### Exercise goal
Write out every entry exactly as it appears.

### Figure contents as structured data

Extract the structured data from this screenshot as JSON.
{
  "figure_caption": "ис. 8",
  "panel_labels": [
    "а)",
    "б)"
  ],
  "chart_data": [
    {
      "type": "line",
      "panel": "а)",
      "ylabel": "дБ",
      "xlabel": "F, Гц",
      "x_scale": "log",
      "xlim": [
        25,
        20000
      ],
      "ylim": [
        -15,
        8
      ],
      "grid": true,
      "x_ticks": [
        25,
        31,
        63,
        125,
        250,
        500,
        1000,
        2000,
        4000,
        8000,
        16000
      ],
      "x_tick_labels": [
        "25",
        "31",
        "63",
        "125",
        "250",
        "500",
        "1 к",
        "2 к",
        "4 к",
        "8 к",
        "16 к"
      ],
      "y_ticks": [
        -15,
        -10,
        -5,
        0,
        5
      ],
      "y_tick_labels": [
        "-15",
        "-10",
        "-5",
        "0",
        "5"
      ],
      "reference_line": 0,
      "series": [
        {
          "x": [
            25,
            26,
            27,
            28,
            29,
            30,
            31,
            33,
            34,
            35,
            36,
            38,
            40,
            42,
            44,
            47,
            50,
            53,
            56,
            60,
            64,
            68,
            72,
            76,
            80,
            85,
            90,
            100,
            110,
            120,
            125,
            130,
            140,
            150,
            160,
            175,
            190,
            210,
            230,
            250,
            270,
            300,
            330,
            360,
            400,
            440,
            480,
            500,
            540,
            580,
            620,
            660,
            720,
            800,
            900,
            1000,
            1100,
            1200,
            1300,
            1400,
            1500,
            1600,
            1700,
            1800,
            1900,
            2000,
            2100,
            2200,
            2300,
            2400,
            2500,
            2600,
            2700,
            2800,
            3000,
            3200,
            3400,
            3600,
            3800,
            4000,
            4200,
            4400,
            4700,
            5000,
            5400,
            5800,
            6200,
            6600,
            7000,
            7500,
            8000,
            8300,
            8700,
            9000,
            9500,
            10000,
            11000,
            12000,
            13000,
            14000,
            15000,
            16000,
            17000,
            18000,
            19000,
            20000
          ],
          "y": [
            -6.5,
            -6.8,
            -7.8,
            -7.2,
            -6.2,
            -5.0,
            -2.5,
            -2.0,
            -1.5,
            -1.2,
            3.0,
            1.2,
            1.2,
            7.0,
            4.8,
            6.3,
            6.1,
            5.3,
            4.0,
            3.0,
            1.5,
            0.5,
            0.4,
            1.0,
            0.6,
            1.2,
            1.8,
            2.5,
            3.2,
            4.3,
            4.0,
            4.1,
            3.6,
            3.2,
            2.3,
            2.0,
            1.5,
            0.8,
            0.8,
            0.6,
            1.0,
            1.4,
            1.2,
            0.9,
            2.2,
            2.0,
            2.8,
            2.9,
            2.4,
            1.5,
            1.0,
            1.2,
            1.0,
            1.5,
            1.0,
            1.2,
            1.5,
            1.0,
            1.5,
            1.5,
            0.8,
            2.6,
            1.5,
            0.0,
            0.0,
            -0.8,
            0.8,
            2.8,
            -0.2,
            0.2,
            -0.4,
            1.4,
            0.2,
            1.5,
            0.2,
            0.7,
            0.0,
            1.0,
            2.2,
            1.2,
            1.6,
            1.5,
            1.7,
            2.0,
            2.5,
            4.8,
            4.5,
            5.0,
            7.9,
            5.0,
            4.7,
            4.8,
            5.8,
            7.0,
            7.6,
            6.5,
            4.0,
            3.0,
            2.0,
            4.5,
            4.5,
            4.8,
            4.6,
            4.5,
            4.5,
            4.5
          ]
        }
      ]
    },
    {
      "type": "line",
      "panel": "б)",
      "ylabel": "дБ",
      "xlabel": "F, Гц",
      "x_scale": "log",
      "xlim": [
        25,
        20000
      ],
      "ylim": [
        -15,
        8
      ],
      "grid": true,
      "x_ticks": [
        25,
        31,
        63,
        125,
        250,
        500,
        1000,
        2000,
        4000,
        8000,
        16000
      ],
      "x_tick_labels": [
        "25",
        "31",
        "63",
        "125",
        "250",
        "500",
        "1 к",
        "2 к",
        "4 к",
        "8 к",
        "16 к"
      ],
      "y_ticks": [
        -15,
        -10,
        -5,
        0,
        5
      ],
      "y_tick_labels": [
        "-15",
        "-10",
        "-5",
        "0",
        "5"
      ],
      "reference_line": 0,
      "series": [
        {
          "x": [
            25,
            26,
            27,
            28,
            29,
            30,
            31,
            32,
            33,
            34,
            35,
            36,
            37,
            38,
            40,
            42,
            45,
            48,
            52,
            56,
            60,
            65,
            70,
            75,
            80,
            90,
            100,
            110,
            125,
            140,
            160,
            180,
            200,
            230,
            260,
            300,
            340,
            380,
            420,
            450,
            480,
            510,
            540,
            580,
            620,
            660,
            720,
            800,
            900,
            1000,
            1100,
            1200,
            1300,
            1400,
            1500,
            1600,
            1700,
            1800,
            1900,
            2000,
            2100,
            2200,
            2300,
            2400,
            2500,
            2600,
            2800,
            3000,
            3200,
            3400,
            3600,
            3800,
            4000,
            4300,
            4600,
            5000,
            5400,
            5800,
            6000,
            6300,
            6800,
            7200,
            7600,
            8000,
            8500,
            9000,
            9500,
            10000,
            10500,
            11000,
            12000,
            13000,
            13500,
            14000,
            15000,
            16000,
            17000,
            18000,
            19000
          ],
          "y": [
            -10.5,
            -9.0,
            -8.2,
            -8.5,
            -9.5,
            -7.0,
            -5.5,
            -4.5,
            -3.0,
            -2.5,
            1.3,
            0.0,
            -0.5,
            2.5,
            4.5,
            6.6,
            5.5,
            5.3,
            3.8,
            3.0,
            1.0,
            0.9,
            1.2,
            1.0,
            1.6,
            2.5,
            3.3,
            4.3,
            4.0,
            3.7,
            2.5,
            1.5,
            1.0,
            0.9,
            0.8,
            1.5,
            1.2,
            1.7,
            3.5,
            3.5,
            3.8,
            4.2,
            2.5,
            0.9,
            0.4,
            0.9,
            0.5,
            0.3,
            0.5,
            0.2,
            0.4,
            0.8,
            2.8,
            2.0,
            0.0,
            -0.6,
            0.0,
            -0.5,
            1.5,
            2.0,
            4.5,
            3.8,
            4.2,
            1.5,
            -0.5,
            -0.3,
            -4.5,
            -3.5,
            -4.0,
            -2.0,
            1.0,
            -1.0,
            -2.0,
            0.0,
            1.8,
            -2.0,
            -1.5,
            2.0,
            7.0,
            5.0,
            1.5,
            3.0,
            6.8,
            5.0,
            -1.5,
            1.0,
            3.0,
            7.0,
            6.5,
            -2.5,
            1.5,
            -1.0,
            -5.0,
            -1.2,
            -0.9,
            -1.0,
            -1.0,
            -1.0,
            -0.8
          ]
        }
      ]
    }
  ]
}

### Answer to the task
Extract the structured data from this screenshot as JSON.
{
  "figure_caption": "ис. 8",
  "panel_labels": [
    "а)",
    "б)"
  ],
  "chart_data": [
    {
      "type": "line",
      "panel": "а)",
      "ylabel": "дБ",
      "xlabel": "F, Гц",
      "x_scale": "log",
      "xlim": [
        25,
        20000
      ],
      "ylim": [
        -15,
        8
      ],
      "grid": true,
      "x_ticks": [
        25,
        31,
        63,
        125,
        250,
        500,
        1000,
        2000,
        4000,
        8000,
        16000
      ],
      "x_tick_labels": [
        "25",
        "31",
        "63",
        "125",
        "250",
        "500",
        "1 к",
        "2 к",
        "4 к",
        "8 к",
        "16 к"
      ],
      "y_ticks": [
        -15,
        -10,
        -5,
        0,
        5
      ],
      "y_tick_labels": [
        "-15",
        "-10",
        "-5",
        "0",
        "5"
      ],
      "reference_line": 0,
      "series": [
        {
          "x": [
            25,
            26,
            27,
            28,
            29,
            30,
            31,
            33,
            34,
            35,
            36,
            38,
            40,
            42,
            44,
            47,
            50,
            53,
            56,
            60,
            64,
            68,
            72,
            76,
            80,
            85,
            90,
            100,
            110,
            120,
            125,
            130,
            140,
            150,
            160,
            175,
            190,
            210,
            230,
            250,
            270,
            300,
            330,
            360,
            400,
            440,
            480,
            500,
            540,
            580,
            620,
            660,
            720,
            800,
            900,
            1000,
            1100,
            1200,
            1300,
            1400,
            1500,
            1600,
            1700,
            1800,
            1900,
            2000,
            2100,
            2200,
            2300,
            2400,
            2500,
            2600,
            2700,
            2800,
            3000,
            3200,
            3400,
            3600,
            3800,
            4000,
            4200,
            4400,
            4700,
            5000,
            5400,
            5800,
            6200,
            6600,
            7000,
            7500,
            8000,
            8300,
            8700,
            9000,
            9500,
            10000,
            11000,
            12000,
            13000,
            14000,
            15000,
            16000,
            17000,
            18000,
            19000,
            20000
          ],
          "y": [
            -6.5,
            -6.8,
            -7.8,
            -7.2,
            -6.2,
            -5.0,
            -2.5,
            -2.0,
            -1.5,
            -1.2,
            3.0,
            1.2,
            1.2,
            7.0,
            4.8,
            6.3,
            6.1,
            5.3,
            4.0,
            3.0,
            1.5,
            0.5,
            0.4,
            1.0,
            0.6,
            1.2,
            1.8,
            2.5,
            3.2,
            4.3,
            4.0,
            4.1,
            3.6,
            3.2,
            2.3,
            2.0,
            1.5,
            0.8,
            0.8,
            0.6,
            1.0,
            1.4,
            1.2,
            0.9,
            2.2,
            2.0,
            2.8,
            2.9,
            2.4,
            1.5,
            1.0,
            1.2,
            1.0,
            1.5,
            1.0,
            1.2,
            1.5,
            1.0,
            1.5,
            1.5,
            0.8,
            2.6,
            1.5,
            0.0,
            0.0,
            -0.8,
            0.8,
            2.8,
            -0.2,
            0.2,
            -0.4,
            1.4,
            0.2,
            1.5,
            0.2,
            0.7,
            0.0,
            1.0,
            2.2,
            1.2,
            1.6,
            1.5,
            1.7,
            2.0,
            2.5,
            4.8,
            4.5,
            5.0,
            7.9,
            5.0,
            4.7,
            4.8,
            5.8,
            7.0,
            7.6,
            6.5,
            4.0,
            3.0,
            2.0,
            4.5,
            4.5,
            4.8,
            4.6,
            4.5,
            4.5,
            4.5
          ]
        }
      ]
    },
    {
      "type": "line",
      "panel": "б)",
      "ylabel": "дБ",
      "xlabel": "F, Гц",
      "x_scale": "log",
      "xlim": [
        25,
        20000
      ],
      "ylim": [
        -15,
        8
      ],
      "grid": true,
      "x_ticks": [
        25,
        31,
        63,
        125,
        250,
        500,
        1000,
        2000,
        4000,
        8000,
        16000
      ],
      "x_tick_labels": [
        "25",
        "31",
        "63",
        "125",
        "250",
        "500",
        "1 к",
        "2 к",
        "4 к",
        "8 к",
        "16 к"
      ],
      "y_ticks": [
        -15,
        -10,
        -5,
        0,
        5
      ],
      "y_tick_labels": [
        "-15",
        "-10",
        "-5",
        "0",
        "5"
      ],
      "reference_line": 0,
      "series": [
        {
          "x": [
            25,
            26,
            27,
            28,
            29,
            30,
            31,
            32,
            33,
            34,
            35,
            36,
            37,
            38,
            40,
            42,
            45,
            48,
            52,
            56,
            60,
            65,
            70,
            75,
            80,
            90,
            100,
            110,
            125,
            140,
            160,
            180,
            200,
            230,
            260,
            300,
            340,
            380,
            420,
            450,
            480,
            510,
            540,
            580,
            620,
            660,
            720,
            800,
            900,
            1000,
            1100,
            1200,
            1300,
            1400,
            1500,
            1600,
            1700,
            1800,
            1900,
            2000,
            2100,
            2200,
            2300,
            2400,
            2500,
            2600,
            2800,
            3000,
            3200,
            3400,
            3600,
            3800,
            4000,
            4300,
            4600,
            5000,
            5400,
            5800,
            6000,
            6300,
            6800,
            7200,
            7600,
            8000,
            8500,
            9000,
            9500,
            10000,
            10500,
            11000,
            12000,
            13000,
            13500,
            14000,
            15000,
            16000,
            17000,
            18000,
            19000
          ],
          "y": [
            -10.5,
            -9.0,
            -8.2,
            -8.5,
            -9.5,
            -7.0,
            -5.5,
            -4.5,
            -3.0,
            -2.5,
            1.3,
            0.0,
            -0.5,
            2.5,
            4.5,
            6.6,
            5.5,
            5.3,
            3.8,
            3.0,
            1.0,
            0.9,
            1.2,
            1.0,
            1.6,
            2.5,
            3.3,
            4.3,
            4.0,
            3.7,
            2.5,
            1.5,
            1.0,
            0.9,
            0.8,
            1.5,
            1.2,
            1.7,
            3.5,
            3.5,
            3.8,
            4.2,
            2.5,
            0.9,
            0.4,
            0.9,
            0.5,
            0.3,
            0.5,
            0.2,
            0.4,
            0.8,
            2.8,
            2.0,
            0.0,
            -0.6,
            0.0,
            -0.5,
            1.5,
            2.0,
            4.5,
            3.8,
            4.2,
            1.5,
            -0.5,
            -0.3,
            -4.5,
            -3.5,
            -4.0,
            -2.0,
            1.0,
            -1.0,
            -2.0,
            0.0,
            1.8,
            -2.0,
            -1.5,
            2.0,
            7.0,
            5.0,
            1.5,
            3.0,
            6.8,
            5.0,
            -1.5,
            1.0,
            3.0,
            7.0,
            6.5,
            -2.5,
            1.5,
            -1.0,
            -5.0,
            -1.2,
            -0.9,
            -1.0,
            -1.0,
            -1.0,
            -0.8
          ]
        }
      ]
    }
  ]
}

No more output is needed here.